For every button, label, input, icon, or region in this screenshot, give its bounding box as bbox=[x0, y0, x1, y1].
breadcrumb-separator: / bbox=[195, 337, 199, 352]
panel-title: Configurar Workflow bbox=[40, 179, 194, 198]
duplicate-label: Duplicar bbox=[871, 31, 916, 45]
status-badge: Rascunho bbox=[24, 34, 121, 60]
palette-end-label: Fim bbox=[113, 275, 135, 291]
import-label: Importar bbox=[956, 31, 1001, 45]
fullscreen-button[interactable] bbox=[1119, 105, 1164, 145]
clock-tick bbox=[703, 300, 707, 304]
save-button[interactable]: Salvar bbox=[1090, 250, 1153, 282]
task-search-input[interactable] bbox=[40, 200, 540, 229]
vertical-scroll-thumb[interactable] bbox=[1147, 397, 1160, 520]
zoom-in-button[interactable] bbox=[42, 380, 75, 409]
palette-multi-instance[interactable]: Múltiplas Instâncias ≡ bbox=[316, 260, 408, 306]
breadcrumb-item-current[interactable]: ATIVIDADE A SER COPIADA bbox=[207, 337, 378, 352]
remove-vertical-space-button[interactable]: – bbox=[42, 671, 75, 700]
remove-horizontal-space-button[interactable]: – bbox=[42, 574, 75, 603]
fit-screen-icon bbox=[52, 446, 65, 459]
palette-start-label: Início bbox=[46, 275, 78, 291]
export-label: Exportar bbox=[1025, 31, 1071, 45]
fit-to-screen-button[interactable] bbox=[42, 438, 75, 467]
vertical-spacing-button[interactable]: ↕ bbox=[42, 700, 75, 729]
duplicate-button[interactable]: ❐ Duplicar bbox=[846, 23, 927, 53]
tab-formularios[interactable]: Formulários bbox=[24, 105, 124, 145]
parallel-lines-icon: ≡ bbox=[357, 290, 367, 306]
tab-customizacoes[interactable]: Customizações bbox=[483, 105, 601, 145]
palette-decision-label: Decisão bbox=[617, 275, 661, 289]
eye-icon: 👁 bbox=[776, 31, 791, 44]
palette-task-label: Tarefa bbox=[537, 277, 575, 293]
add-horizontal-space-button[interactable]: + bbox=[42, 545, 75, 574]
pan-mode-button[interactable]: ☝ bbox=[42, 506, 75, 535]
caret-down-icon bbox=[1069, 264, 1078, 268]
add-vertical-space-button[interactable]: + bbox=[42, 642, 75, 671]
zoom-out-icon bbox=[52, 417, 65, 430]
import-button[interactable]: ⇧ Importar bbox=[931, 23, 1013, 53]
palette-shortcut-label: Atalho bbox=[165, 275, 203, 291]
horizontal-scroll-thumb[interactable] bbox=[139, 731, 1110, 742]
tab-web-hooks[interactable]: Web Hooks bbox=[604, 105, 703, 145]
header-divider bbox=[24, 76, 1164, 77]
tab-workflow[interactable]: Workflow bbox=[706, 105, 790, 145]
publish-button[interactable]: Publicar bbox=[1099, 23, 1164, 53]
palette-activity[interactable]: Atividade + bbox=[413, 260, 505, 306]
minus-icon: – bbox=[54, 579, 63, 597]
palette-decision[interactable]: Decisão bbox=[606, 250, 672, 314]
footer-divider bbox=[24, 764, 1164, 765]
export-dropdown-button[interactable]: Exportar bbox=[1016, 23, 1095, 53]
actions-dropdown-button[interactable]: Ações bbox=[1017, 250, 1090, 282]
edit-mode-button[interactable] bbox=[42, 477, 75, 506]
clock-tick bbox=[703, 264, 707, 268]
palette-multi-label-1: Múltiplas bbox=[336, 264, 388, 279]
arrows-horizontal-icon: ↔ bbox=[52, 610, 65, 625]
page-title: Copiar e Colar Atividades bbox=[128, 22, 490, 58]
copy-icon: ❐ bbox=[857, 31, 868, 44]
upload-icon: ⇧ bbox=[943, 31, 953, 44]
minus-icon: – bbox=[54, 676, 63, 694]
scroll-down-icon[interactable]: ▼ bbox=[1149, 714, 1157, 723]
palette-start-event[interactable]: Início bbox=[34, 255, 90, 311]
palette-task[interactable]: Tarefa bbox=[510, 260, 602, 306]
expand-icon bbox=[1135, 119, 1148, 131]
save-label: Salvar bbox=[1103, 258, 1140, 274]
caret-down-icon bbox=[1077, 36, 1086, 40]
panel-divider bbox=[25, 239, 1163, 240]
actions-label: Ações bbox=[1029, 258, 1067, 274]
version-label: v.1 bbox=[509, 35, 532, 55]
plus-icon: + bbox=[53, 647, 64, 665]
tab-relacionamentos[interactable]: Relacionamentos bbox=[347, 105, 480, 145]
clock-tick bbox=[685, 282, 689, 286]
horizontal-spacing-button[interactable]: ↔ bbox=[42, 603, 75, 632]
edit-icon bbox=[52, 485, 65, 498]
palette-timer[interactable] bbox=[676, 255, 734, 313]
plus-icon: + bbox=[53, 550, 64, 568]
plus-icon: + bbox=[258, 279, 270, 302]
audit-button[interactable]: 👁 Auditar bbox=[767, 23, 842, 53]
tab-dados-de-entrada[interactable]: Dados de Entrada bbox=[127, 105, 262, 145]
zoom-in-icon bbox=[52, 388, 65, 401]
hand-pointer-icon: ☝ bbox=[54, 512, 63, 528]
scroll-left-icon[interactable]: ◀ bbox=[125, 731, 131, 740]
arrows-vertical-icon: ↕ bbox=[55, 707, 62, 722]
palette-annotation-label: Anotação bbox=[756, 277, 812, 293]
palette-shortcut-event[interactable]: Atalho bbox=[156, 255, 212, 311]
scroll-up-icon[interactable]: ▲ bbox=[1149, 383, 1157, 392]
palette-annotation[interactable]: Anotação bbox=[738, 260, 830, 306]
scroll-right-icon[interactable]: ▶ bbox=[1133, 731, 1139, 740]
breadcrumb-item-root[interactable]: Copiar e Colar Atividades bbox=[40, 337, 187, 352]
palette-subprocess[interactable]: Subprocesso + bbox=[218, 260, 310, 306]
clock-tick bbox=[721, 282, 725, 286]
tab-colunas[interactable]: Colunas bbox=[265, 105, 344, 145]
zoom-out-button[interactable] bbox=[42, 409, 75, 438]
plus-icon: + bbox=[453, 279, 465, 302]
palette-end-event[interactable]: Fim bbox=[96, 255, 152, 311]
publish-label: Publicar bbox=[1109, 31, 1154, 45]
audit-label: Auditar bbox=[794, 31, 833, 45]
━━━━
→ **What you will do**: Express the lines above as a Markdown table with two columns, Number for the row number and Line for the line itself, leaving out any blank lines.

→ **Result below**:
| Number | Line |
|---|---|
| 1 | For every button, label, input, icon, or region in this screenshot, give its bounding box as bbox=[x0, y0, x1, y1]. |
| 2 | breadcrumb-separator: / bbox=[195, 337, 199, 352] |
| 3 | panel-title: Configurar Workflow bbox=[40, 179, 194, 198] |
| 4 | duplicate-label: Duplicar bbox=[871, 31, 916, 45] |
| 5 | status-badge: Rascunho bbox=[24, 34, 121, 60] |
| 6 | palette-end-label: Fim bbox=[113, 275, 135, 291] |
| 7 | import-label: Importar bbox=[956, 31, 1001, 45] |
| 8 | fullscreen-button[interactable] bbox=[1119, 105, 1164, 145] |
| 9 | clock-tick bbox=[703, 300, 707, 304] |
| 10 | save-button[interactable]: Salvar bbox=[1090, 250, 1153, 282] |
| 11 | task-search-input[interactable] bbox=[40, 200, 540, 229] |
| 12 | vertical-scroll-thumb[interactable] bbox=[1147, 397, 1160, 520] |
| 13 | zoom-in-button[interactable] bbox=[42, 380, 75, 409] |
| 14 | palette-multi-instance[interactable]: Múltiplas Instâncias ≡ bbox=[316, 260, 408, 306] |
| 15 | breadcrumb-item-current[interactable]: ATIVIDADE A SER COPIADA bbox=[207, 337, 378, 352] |
| 16 | remove-vertical-space-button[interactable]: – bbox=[42, 671, 75, 700] |
| 17 | remove-horizontal-space-button[interactable]: – bbox=[42, 574, 75, 603] |
| 18 | fit-screen-icon bbox=[52, 446, 65, 459] |
| 19 | palette-start-label: Início bbox=[46, 275, 78, 291] |
| 20 | export-label: Exportar bbox=[1025, 31, 1071, 45] |
| 21 | fit-to-screen-button[interactable] bbox=[42, 438, 75, 467] |
| 22 | vertical-spacing-button[interactable]: ↕ bbox=[42, 700, 75, 729] |
| 23 | duplicate-button[interactable]: ❐ Duplicar bbox=[846, 23, 927, 53] |
| 24 | tab-formularios[interactable]: Formulários bbox=[24, 105, 124, 145] |
| 25 | parallel-lines-icon: ≡ bbox=[357, 290, 367, 306] |
| 26 | tab-customizacoes[interactable]: Customizações bbox=[483, 105, 601, 145] |
| 27 | palette-decision-label: Decisão bbox=[617, 275, 661, 289] |
| 28 | eye-icon: 👁 bbox=[776, 31, 791, 44] |
| 29 | palette-task-label: Tarefa bbox=[537, 277, 575, 293] |
| 30 | add-horizontal-space-button[interactable]: + bbox=[42, 545, 75, 574] |
| 31 | pan-mode-button[interactable]: ☝ bbox=[42, 506, 75, 535] |
| 32 | caret-down-icon bbox=[1069, 264, 1078, 268] |
| 33 | add-vertical-space-button[interactable]: + bbox=[42, 642, 75, 671] |
| 34 | zoom-out-icon bbox=[52, 417, 65, 430] |
| 35 | import-button[interactable]: ⇧ Importar bbox=[931, 23, 1013, 53] |
| 36 | palette-shortcut-label: Atalho bbox=[165, 275, 203, 291] |
| 37 | horizontal-scroll-thumb[interactable] bbox=[139, 731, 1110, 742] |
| 38 | tab-web-hooks[interactable]: Web Hooks bbox=[604, 105, 703, 145] |
| 39 | header-divider bbox=[24, 76, 1164, 77] |
| 40 | tab-workflow[interactable]: Workflow bbox=[706, 105, 790, 145] |
| 41 | publish-button[interactable]: Publicar bbox=[1099, 23, 1164, 53] |
| 42 | palette-activity[interactable]: Atividade + bbox=[413, 260, 505, 306] |
| 43 | minus-icon: – bbox=[54, 579, 63, 597] |
| 44 | palette-decision[interactable]: Decisão bbox=[606, 250, 672, 314] |
| 45 | footer-divider bbox=[24, 764, 1164, 765] |
| 46 | export-dropdown-button[interactable]: Exportar bbox=[1016, 23, 1095, 53] |
| 47 | actions-dropdown-button[interactable]: Ações bbox=[1017, 250, 1090, 282] |
| 48 | edit-mode-button[interactable] bbox=[42, 477, 75, 506] |
| 49 | clock-tick bbox=[703, 264, 707, 268] |
| 50 | palette-multi-label-1: Múltiplas bbox=[336, 264, 388, 279] |
| 51 | arrows-horizontal-icon: ↔ bbox=[52, 610, 65, 625] |
| 52 | page-title: Copiar e Colar Atividades bbox=[128, 22, 490, 58] |
| 53 | copy-icon: ❐ bbox=[857, 31, 868, 44] |
| 54 | upload-icon: ⇧ bbox=[943, 31, 953, 44] |
| 55 | minus-icon: – bbox=[54, 676, 63, 694] |
| 56 | scroll-down-icon[interactable]: ▼ bbox=[1149, 714, 1157, 723] |
| 57 | palette-start-event[interactable]: Início bbox=[34, 255, 90, 311] |
| 58 | palette-task[interactable]: Tarefa bbox=[510, 260, 602, 306] |
| 59 | expand-icon bbox=[1135, 119, 1148, 131] |
| 60 | save-label: Salvar bbox=[1103, 258, 1140, 274] |
| 61 | caret-down-icon bbox=[1077, 36, 1086, 40] |
| 62 | panel-divider bbox=[25, 239, 1163, 240] |
| 63 | actions-label: Ações bbox=[1029, 258, 1067, 274] |
| 64 | version-label: v.1 bbox=[509, 35, 532, 55] |
| 65 | plus-icon: + bbox=[53, 647, 64, 665] |
| 66 | tab-relacionamentos[interactable]: Relacionamentos bbox=[347, 105, 480, 145] |
| 67 | clock-tick bbox=[685, 282, 689, 286] |
| 68 | horizontal-spacing-button[interactable]: ↔ bbox=[42, 603, 75, 632] |
| 69 | edit-icon bbox=[52, 485, 65, 498] |
| 70 | palette-timer[interactable] bbox=[676, 255, 734, 313] |
| 71 | plus-icon: + bbox=[53, 550, 64, 568] |
| 72 | plus-icon: + bbox=[258, 279, 270, 302] |
| 73 | audit-button[interactable]: 👁 Auditar bbox=[767, 23, 842, 53] |
| 74 | tab-dados-de-entrada[interactable]: Dados de Entrada bbox=[127, 105, 262, 145] |
| 75 | zoom-in-icon bbox=[52, 388, 65, 401] |
| 76 | hand-pointer-icon: ☝ bbox=[54, 512, 63, 528] |
| 77 | scroll-left-icon[interactable]: ◀ bbox=[125, 731, 131, 740] |
| 78 | arrows-vertical-icon: ↕ bbox=[55, 707, 62, 722] |
| 79 | palette-annotation-label: Anotação bbox=[756, 277, 812, 293] |
| 80 | palette-shortcut-event[interactable]: Atalho bbox=[156, 255, 212, 311] |
| 81 | scroll-up-icon[interactable]: ▲ bbox=[1149, 383, 1157, 392] |
| 82 | palette-annotation[interactable]: Anotação bbox=[738, 260, 830, 306] |
| 83 | scroll-right-icon[interactable]: ▶ bbox=[1133, 731, 1139, 740] |
| 84 | breadcrumb-item-root[interactable]: Copiar e Colar Atividades bbox=[40, 337, 187, 352] |
| 85 | palette-subprocess[interactable]: Subprocesso + bbox=[218, 260, 310, 306] |
| 86 | clock-tick bbox=[721, 282, 725, 286] |
| 87 | tab-colunas[interactable]: Colunas bbox=[265, 105, 344, 145] |
| 88 | zoom-out-button[interactable] bbox=[42, 409, 75, 438] |
| 89 | plus-icon: + bbox=[453, 279, 465, 302] |
| 90 | palette-end-event[interactable]: Fim bbox=[96, 255, 152, 311] |
| 91 | publish-label: Publicar bbox=[1109, 31, 1154, 45] |
| 92 | audit-label: Auditar bbox=[794, 31, 833, 45] |